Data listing
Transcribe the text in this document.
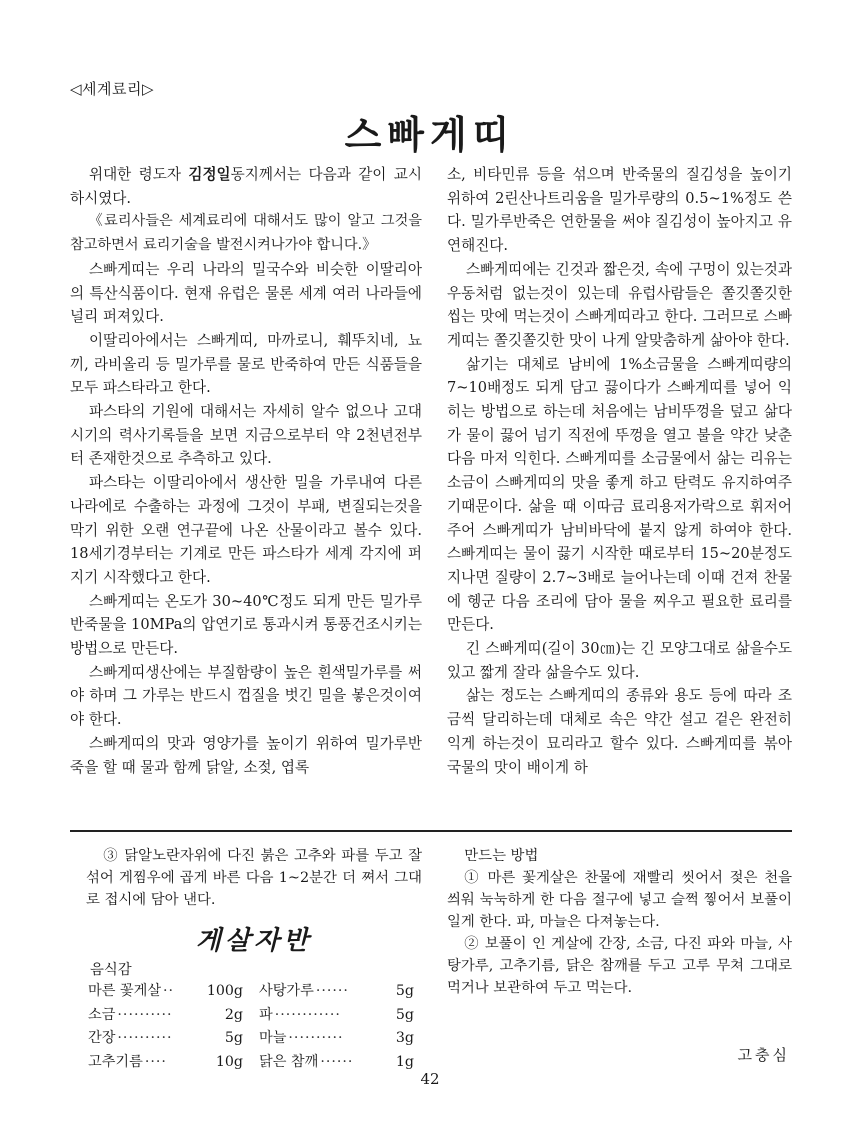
◁세계료리▷
스빠게띠

위대한 령도자 김정일동지께서는 다음과 같이 교시하시였다.

《료리사들은 세계료리에 대해서도 많이 알고 그것을 참고하면서 료리기술을 발전시켜나가야 합니다.》

스빠게띠는 우리 나라의 밀국수와 비슷한 이딸리아의 특산식품이다. 현재 유럽은 물론 세계 여러 나라들에 널리 퍼져있다.

이딸리아에서는 스빠게띠, 마까로니, 훼뚜치네, 뇨끼, 라비올리 등 밀가루를 물로 반죽하여 만든 식품들을 모두 파스타라고 한다.

파스타의 기원에 대해서는 자세히 알수 없으나 고대시기의 력사기록들을 보면 지금으로부터 약 2천년전부터 존재한것으로 추측하고 있다.

파스타는 이딸리아에서 생산한 밀을 가루내여 다른 나라에로 수출하는 과정에 그것이 부패, 변질되는것을 막기 위한 오랜 연구끝에 나온 산물이라고 볼수 있다. 18세기경부터는 기계로 만든 파스타가 세계 각지에 퍼지기 시작했다고 한다.

스빠게띠는 온도가 30~40℃정도 되게 만든 밀가루반죽물을 10MPa의 압연기로 통과시켜 통풍건조시키는 방법으로 만든다.

스빠게띠생산에는 부질함량이 높은 흰색밀가루를 써야 하며 그 가루는 반드시 껍질을 벗긴 밀을 봏은것이여야 한다.

스빠게띠의 맛과 영양가를 높이기 위하여 밀가루반죽을 할 때 물과 함께 닭알, 소젖, 엽록

소, 비타민류 등을 섞으며 반죽물의 질김성을 높이기 위하여 2린산나트리움을 밀가루량의 0.5~1%정도 쓴다. 밀가루반죽은 연한물을 써야 질김성이 높아지고 유연해진다.

스빠게띠에는 긴것과 짧은것, 속에 구멍이 있는것과 우동처럼 없는것이 있는데 유럽사람들은 쫄깃쫄깃한 씹는 맛에 먹는것이 스빠게띠라고 한다. 그러므로 스빠게띠는 쫄깃쫄깃한 맛이 나게 알맞춤하게 삶아야 한다.

삶기는 대체로 남비에 1%소금물을 스빠게띠량의 7~10배정도 되게 담고 끓이다가 스빠게띠를 넣어 익히는 방법으로 하는데 처음에는 남비뚜껑을 덮고 삶다가 물이 끓어 넘기 직전에 뚜껑을 열고 불을 약간 낮춘 다음 마저 익힌다. 스빠게띠를 소금물에서 삶는 리유는 소금이 스빠게띠의 맛을 좋게 하고 탄력도 유지하여주기때문이다. 삶을 때 이따금 료리용저가락으로 휘저어주어 스빠게띠가 남비바닥에 붙지 않게 하여야 한다. 스빠게띠는 물이 끓기 시작한 때로부터 15~20분정도 지나면 질량이 2.7~3배로 늘어나는데 이때 건져 찬물에 헹군 다음 조리에 담아 물을 찌우고 필요한 료리를 만든다.

긴 스빠게띠(길이 30㎝)는 긴 모양그대로 삶을수도 있고 짧게 잘라 삶을수도 있다.

삶는 정도는 스빠게띠의 종류와 용도 등에 따라 조금씩 달리하는데 대체로 속은 약간 설고 겉은 완전히 익게 하는것이 묘리라고 할수 있다. 스빠게띠를 볶아 국물의 맛이 배이게 하

③ 닭알노란자위에 다진 붉은 고추와 파를 두고 잘 섞어 게찜우에 곱게 바른 다음 1~2분간 더 쪄서 그대로 접시에 담아 낸다.

게살자반
음식감
마른 꽃게살 ··	100g 사탕가루 ······	5g
소금 ··········	2g 파 ············	5g
간장 ··········	5g 마늘 ··········	3g
고추기름 ····	10g 닭은 참깨 ······	1g

만드는 방법

① 마른 꽃게살은 찬물에 재빨리 씻어서 젖은 천을 씌워 눅눅하게 한 다음 절구에 넣고 슬쩍 찧어서 보풀이 일게 한다. 파, 마늘은 다져놓는다.

② 보풀이 인 게살에 간장, 소금, 다진 파와 마늘, 사탕가루, 고추기름, 닭은 참깨를 두고 고루 무쳐 그대로 먹거나 보관하여 두고 먹는다.

고충심
42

**GIVEN EXERCISE:**
Return all of the entries exactly as written, but drop any pictures they hold.

**OUTPUT OF THE EXERCISE:**
Transcribe the text in this document.
◁세계료리▷
스빠게띠

위대한 령도자 김정일동지께서는 다음과 같이 교시하시였다.

《료리사들은 세계료리에 대해서도 많이 알고 그것을 참고하면서 료리기술을 발전시켜나가야 합니다.》

스빠게띠는 우리 나라의 밀국수와 비슷한 이딸리아의 특산식품이다. 현재 유럽은 물론 세계 여러 나라들에 널리 퍼져있다.

이딸리아에서는 스빠게띠, 마까로니, 훼뚜치네, 뇨끼, 라비올리 등 밀가루를 물로 반죽하여 만든 식품들을 모두 파스타라고 한다.

파스타의 기원에 대해서는 자세히 알수 없으나 고대시기의 력사기록들을 보면 지금으로부터 약 2천년전부터 존재한것으로 추측하고 있다.

파스타는 이딸리아에서 생산한 밀을 가루내여 다른 나라에로 수출하는 과정에 그것이 부패, 변질되는것을 막기 위한 오랜 연구끝에 나온 산물이라고 볼수 있다. 18세기경부터는 기계로 만든 파스타가 세계 각지에 퍼지기 시작했다고 한다.

스빠게띠는 온도가 30~40℃정도 되게 만든 밀가루반죽물을 10MPa의 압연기로 통과시켜 통풍건조시키는 방법으로 만든다.

스빠게띠생산에는 부질함량이 높은 흰색밀가루를 써야 하며 그 가루는 반드시 껍질을 벗긴 밀을 봏은것이여야 한다.

스빠게띠의 맛과 영양가를 높이기 위하여 밀가루반죽을 할 때 물과 함께 닭알, 소젖, 엽록

소, 비타민류 등을 섞으며 반죽물의 질김성을 높이기 위하여 2린산나트리움을 밀가루량의 0.5~1%정도 쓴다. 밀가루반죽은 연한물을 써야 질김성이 높아지고 유연해진다.

스빠게띠에는 긴것과 짧은것, 속에 구멍이 있는것과 우동처럼 없는것이 있는데 유럽사람들은 쫄깃쫄깃한 씹는 맛에 먹는것이 스빠게띠라고 한다. 그러므로 스빠게띠는 쫄깃쫄깃한 맛이 나게 알맞춤하게 삶아야 한다.

삶기는 대체로 남비에 1%소금물을 스빠게띠량의 7~10배정도 되게 담고 끓이다가 스빠게띠를 넣어 익히는 방법으로 하는데 처음에는 남비뚜껑을 덮고 삶다가 물이 끓어 넘기 직전에 뚜껑을 열고 불을 약간 낮춘 다음 마저 익힌다. 스빠게띠를 소금물에서 삶는 리유는 소금이 스빠게띠의 맛을 좋게 하고 탄력도 유지하여주기때문이다. 삶을 때 이따금 료리용저가락으로 휘저어주어 스빠게띠가 남비바닥에 붙지 않게 하여야 한다. 스빠게띠는 물이 끓기 시작한 때로부터 15~20분정도 지나면 질량이 2.7~3배로 늘어나는데 이때 건져 찬물에 헹군 다음 조리에 담아 물을 찌우고 필요한 료리를 만든다.

긴 스빠게띠(길이 30㎝)는 긴 모양그대로 삶을수도 있고 짧게 잘라 삶을수도 있다.

삶는 정도는 스빠게띠의 종류와 용도 등에 따라 조금씩 달리하는데 대체로 속은 약간 설고 겉은 완전히 익게 하는것이 묘리라고 할수 있다. 스빠게띠를 볶아 국물의 맛이 배이게 하

③ 닭알노란자위에 다진 붉은 고추와 파를 두고 잘 섞어 게찜우에 곱게 바른 다음 1~2분간 더 쪄서 그대로 접시에 담아 낸다.

게살자반
음식감
마른 꽃게살 ··	100g 사탕가루 ······	5g
소금 ··········	2g 파 ············	5g
간장 ··········	5g 마늘 ··········	3g
고추기름 ····	10g 닭은 참깨 ······	1g

만드는 방법

① 마른 꽃게살은 찬물에 재빨리 씻어서 젖은 천을 씌워 눅눅하게 한 다음 절구에 넣고 슬쩍 찧어서 보풀이 일게 한다. 파, 마늘은 다져놓는다.

② 보풀이 인 게살에 간장, 소금, 다진 파와 마늘, 사탕가루, 고추기름, 닭은 참깨를 두고 고루 무쳐 그대로 먹거나 보관하여 두고 먹는다.

고충심
42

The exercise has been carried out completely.